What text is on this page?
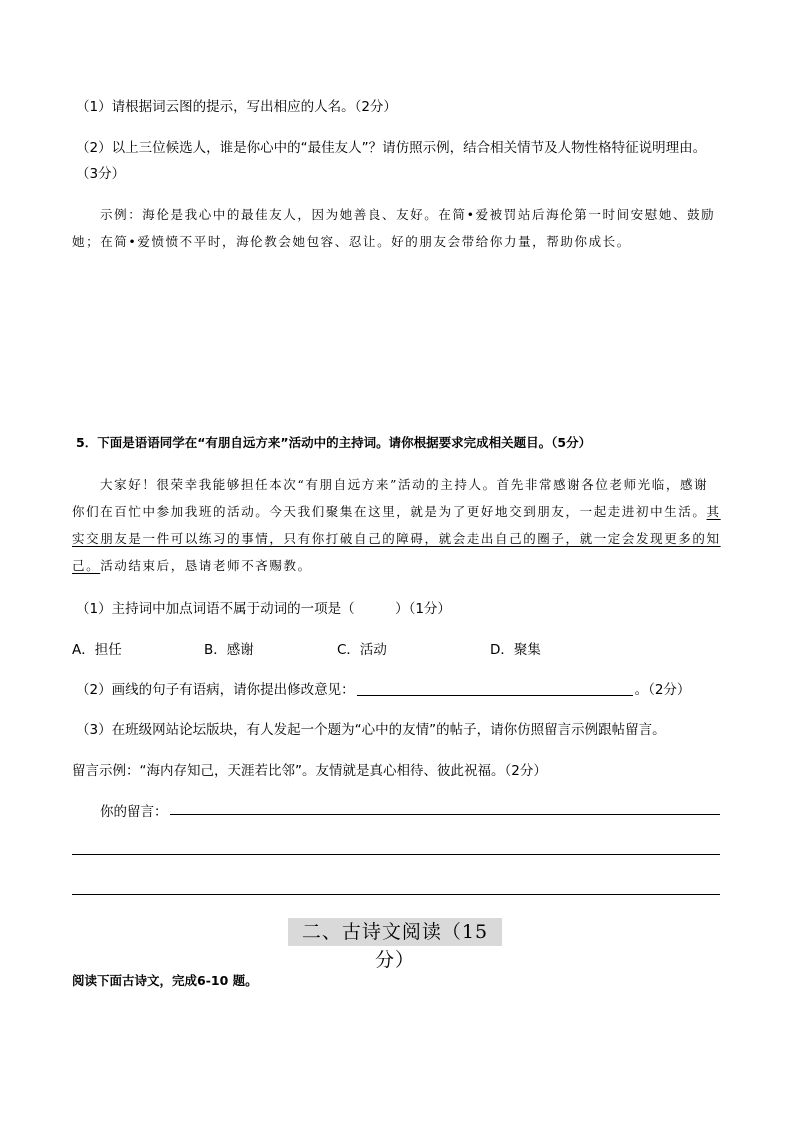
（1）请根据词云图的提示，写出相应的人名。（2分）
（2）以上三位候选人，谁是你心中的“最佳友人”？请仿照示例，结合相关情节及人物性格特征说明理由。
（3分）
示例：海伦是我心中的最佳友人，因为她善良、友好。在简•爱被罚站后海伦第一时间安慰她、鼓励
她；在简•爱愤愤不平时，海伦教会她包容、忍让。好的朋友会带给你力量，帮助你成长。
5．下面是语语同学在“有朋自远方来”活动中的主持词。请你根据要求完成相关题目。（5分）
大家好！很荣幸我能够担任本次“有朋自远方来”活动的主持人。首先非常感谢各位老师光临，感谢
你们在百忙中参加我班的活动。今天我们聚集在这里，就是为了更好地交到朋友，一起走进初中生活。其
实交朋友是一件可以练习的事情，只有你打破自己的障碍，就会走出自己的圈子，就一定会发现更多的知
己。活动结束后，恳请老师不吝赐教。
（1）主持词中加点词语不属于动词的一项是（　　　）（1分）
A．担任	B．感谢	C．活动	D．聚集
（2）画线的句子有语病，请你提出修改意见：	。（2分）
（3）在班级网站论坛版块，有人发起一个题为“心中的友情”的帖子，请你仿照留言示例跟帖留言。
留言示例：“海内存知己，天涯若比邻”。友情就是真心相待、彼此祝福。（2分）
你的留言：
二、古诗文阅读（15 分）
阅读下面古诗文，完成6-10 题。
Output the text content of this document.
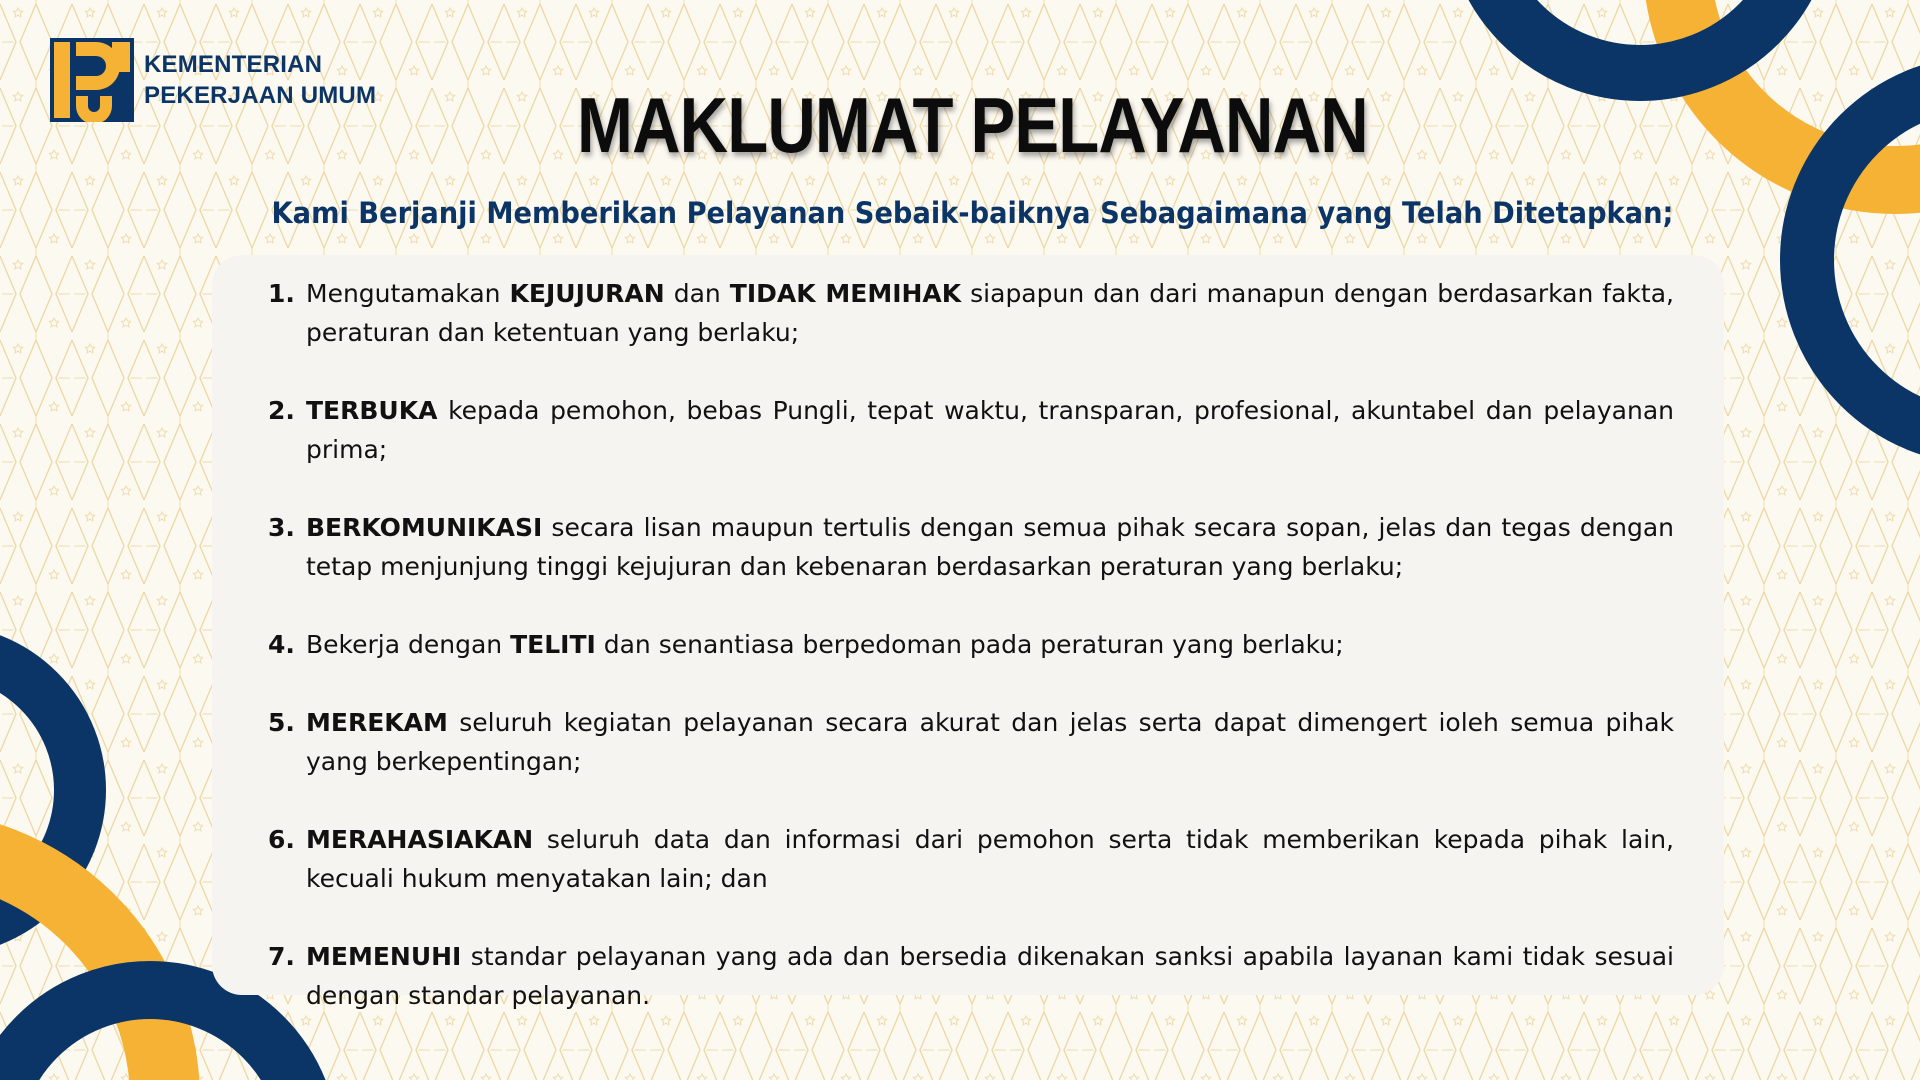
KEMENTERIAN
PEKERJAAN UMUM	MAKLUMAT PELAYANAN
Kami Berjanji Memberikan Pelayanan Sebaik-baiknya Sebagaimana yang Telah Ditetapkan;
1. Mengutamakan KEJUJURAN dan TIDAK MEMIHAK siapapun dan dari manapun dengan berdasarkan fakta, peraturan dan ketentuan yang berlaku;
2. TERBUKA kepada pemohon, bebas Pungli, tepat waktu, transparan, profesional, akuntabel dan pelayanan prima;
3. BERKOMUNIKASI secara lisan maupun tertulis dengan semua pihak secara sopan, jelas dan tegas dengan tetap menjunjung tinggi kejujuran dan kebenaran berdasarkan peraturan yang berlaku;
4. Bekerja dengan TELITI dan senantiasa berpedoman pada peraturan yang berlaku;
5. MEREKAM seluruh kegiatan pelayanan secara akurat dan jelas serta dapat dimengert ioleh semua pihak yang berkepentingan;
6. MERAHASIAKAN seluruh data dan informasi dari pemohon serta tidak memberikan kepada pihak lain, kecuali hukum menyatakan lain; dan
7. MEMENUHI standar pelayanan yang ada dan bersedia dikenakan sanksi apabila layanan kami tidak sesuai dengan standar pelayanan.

------------------------------

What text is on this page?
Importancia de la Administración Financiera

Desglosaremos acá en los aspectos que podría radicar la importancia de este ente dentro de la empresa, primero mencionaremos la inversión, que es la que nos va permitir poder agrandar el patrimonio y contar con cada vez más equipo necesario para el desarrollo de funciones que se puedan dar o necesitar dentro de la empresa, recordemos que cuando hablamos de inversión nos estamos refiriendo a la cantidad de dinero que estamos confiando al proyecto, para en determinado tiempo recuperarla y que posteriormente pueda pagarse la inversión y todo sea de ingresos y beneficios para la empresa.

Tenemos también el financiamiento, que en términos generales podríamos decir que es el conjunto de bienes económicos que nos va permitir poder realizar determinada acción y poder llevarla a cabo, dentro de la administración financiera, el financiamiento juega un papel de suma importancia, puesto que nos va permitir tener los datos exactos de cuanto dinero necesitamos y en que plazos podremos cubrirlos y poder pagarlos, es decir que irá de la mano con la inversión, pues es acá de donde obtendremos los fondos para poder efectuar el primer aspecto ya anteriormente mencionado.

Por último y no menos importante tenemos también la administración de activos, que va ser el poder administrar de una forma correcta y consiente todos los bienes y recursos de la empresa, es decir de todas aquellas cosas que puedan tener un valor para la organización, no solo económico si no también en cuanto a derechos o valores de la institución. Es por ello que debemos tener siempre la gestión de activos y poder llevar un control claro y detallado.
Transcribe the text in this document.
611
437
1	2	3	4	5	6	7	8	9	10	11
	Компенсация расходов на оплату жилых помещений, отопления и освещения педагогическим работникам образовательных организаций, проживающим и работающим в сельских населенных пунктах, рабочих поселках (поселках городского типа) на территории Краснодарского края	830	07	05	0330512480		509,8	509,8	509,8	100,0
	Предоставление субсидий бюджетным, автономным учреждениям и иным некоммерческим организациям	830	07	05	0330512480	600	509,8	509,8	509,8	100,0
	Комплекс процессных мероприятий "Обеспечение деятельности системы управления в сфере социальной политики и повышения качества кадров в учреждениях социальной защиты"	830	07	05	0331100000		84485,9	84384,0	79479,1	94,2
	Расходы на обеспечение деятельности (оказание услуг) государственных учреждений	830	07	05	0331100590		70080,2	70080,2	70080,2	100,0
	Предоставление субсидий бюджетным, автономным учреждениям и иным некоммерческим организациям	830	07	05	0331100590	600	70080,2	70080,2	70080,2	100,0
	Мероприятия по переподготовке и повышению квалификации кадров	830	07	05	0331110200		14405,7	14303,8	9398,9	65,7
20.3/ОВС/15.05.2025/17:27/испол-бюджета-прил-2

------------------------------

— What needs to be done —
Above is a listing; report how many of its lines include the word "document", giving the number only.

— Answer to the exercise —
2